··· Given records

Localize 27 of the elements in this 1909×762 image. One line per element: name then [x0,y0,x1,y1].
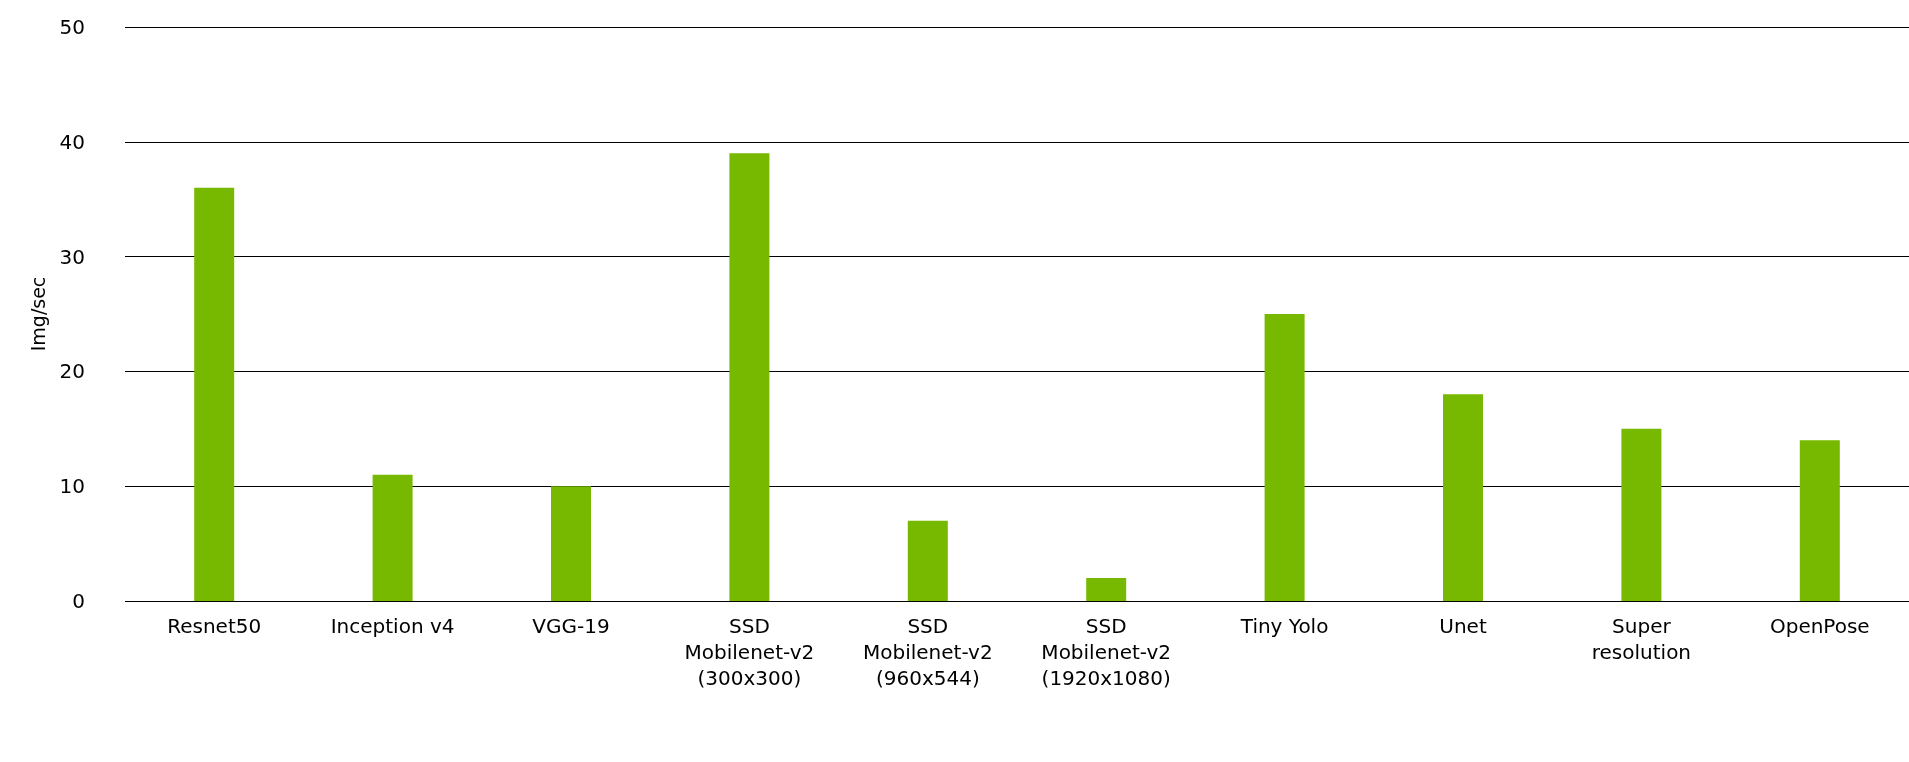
x-tick-label: Tiny Yolo [1239,614,1329,638]
y-tick-label: 40 [59,129,85,154]
y-tick-label: 10 [59,474,85,499]
bar [194,187,235,601]
x-tick-label: Inception v4 [330,614,455,638]
bar [372,474,413,601]
bar [1799,440,1840,601]
x-tick-label: SSD Mobilenet-v2 (1920x1080) [1041,614,1172,690]
bar [907,520,948,601]
y-tick-label: 30 [59,244,85,269]
x-tick-label: Super resolution [1591,614,1692,664]
y-tick-label: 20 [59,359,85,384]
bar [1264,314,1305,601]
x-tick-label: Resnet50 [167,614,262,638]
y-axis-title: Img/sec [26,276,49,352]
bar [729,153,770,601]
y-tick-label: 0 [72,589,85,613]
x-tick-label: VGG-19 [532,614,610,638]
y-tick-label: 50 [59,15,85,39]
x-tick-label: SSD Mobilenet-v2 (960x544) [862,614,993,690]
x-tick-label: OpenPose [1769,614,1870,638]
bar [1443,394,1483,601]
x-tick-label: Unet [1439,614,1487,638]
bar [551,486,591,601]
x-tick-label: SSD Mobilenet-v2 (300x300) [684,614,815,690]
bar [1086,578,1127,601]
bar [1621,428,1662,601]
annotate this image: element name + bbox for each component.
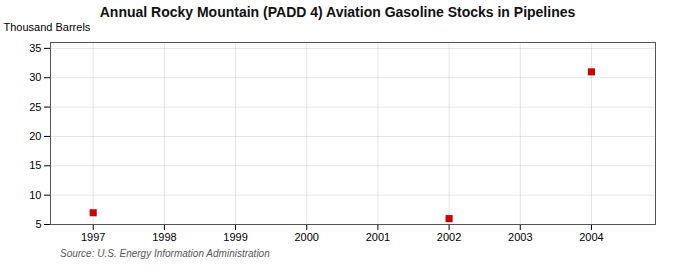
svg-text:2002: 2002 — [437, 231, 461, 243]
svg-text:2000: 2000 — [294, 231, 318, 243]
svg-text:5: 5 — [35, 218, 41, 230]
svg-text:1998: 1998 — [152, 231, 176, 243]
html-text:Annual Rocky Mountain (PADD 4): Annual Rocky Mountain (PADD 4) Aviation … — [99, 4, 576, 20]
svg-text:35: 35 — [29, 42, 41, 54]
svg-text:2001: 2001 — [366, 231, 390, 243]
svg-text:Thousand Barrels: Thousand Barrels — [4, 21, 91, 33]
svg-text:10: 10 — [29, 189, 41, 201]
svg-text:30: 30 — [29, 71, 41, 83]
svg-text:25: 25 — [29, 101, 41, 113]
svg-text:1997: 1997 — [81, 231, 105, 243]
html-text:Source: U.S. Energy Informatio: Source: U.S. Energy Information Administ… — [60, 248, 270, 259]
svg-text:15: 15 — [29, 159, 41, 171]
svg-text:20: 20 — [29, 130, 41, 142]
svg-text:2003: 2003 — [508, 231, 532, 243]
svg-text:2004: 2004 — [579, 231, 603, 243]
svg-text:1999: 1999 — [223, 231, 247, 243]
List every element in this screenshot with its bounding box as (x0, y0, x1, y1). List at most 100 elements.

······

▶ **Your task**:
Put the lines of the material from the line containing "x-tick-label: Tiny Yolo [1239,614,1329,638]" through the line containing "bar [1086,578,1127,601]", both included, into a numbered list, leaving out any blank lines.

▶ **The output**:
1. x-tick-label: Tiny Yolo [1239,614,1329,638]
2. y-tick-label: 40 [59,129,85,154]
3. y-tick-label: 10 [59,474,85,499]
4. bar [194,187,235,601]
5. x-tick-label: Inception v4 [330,614,455,638]
6. bar [372,474,413,601]
7. bar [1799,440,1840,601]
8. x-tick-label: SSD Mobilenet-v2 (1920x1080) [1041,614,1172,690]
9. bar [907,520,948,601]
10. y-tick-label: 30 [59,244,85,269]
11. x-tick-label: Super resolution [1591,614,1692,664]
12. y-tick-label: 20 [59,359,85,384]
13. bar [1264,314,1305,601]
14. x-tick-label: Resnet50 [167,614,262,638]
15. y-axis-title: Img/sec [26,276,49,352]
16. bar [729,153,770,601]
17. y-tick-label: 0 [72,589,85,613]
18. x-tick-label: VGG-19 [532,614,610,638]
19. y-tick-label: 50 [59,15,85,39]
20. x-tick-label: SSD Mobilenet-v2 (960x544) [862,614,993,690]
21. x-tick-label: OpenPose [1769,614,1870,638]
22. bar [1443,394,1483,601]
23. x-tick-label: Unet [1439,614,1487,638]
24. bar [551,486,591,601]
25. x-tick-label: SSD Mobilenet-v2 (300x300) [684,614,815,690]
26. bar [1086,578,1127,601]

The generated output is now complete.